= Exercise instructions =
Restate the records that follow word for word; no pictures should appear.
(begin)
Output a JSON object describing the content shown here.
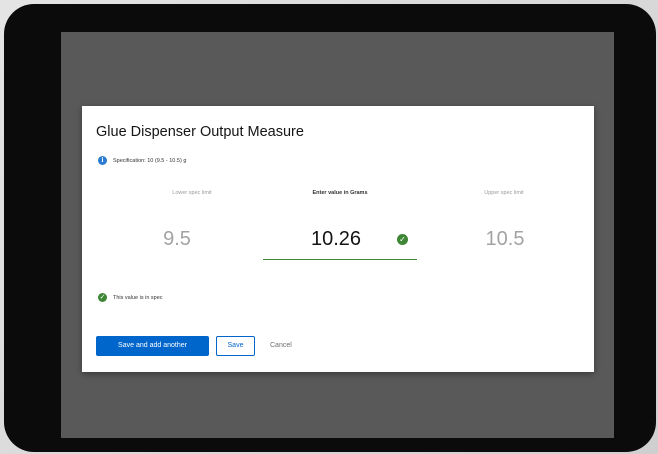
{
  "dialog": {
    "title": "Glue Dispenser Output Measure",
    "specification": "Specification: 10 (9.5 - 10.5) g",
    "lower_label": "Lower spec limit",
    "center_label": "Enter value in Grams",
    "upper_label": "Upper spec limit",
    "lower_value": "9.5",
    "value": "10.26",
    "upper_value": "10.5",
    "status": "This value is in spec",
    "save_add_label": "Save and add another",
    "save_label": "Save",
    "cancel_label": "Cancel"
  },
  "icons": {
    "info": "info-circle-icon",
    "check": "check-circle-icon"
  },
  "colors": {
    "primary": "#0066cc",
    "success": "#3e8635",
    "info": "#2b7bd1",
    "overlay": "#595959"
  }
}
(end)
= Exercise response =
Output a JSON object describing the content shown here.
{
  "dialog": {
    "title": "Glue Dispenser Output Measure",
    "specification": "Specification: 10 (9.5 - 10.5) g",
    "lower_label": "Lower spec limit",
    "center_label": "Enter value in Grams",
    "upper_label": "Upper spec limit",
    "lower_value": "9.5",
    "value": "10.26",
    "upper_value": "10.5",
    "status": "This value is in spec",
    "save_add_label": "Save and add another",
    "save_label": "Save",
    "cancel_label": "Cancel"
  },
  "icons": {
    "info": "info-circle-icon",
    "check": "check-circle-icon"
  },
  "colors": {
    "primary": "#0066cc",
    "success": "#3e8635",
    "info": "#2b7bd1",
    "overlay": "#595959"
  }
}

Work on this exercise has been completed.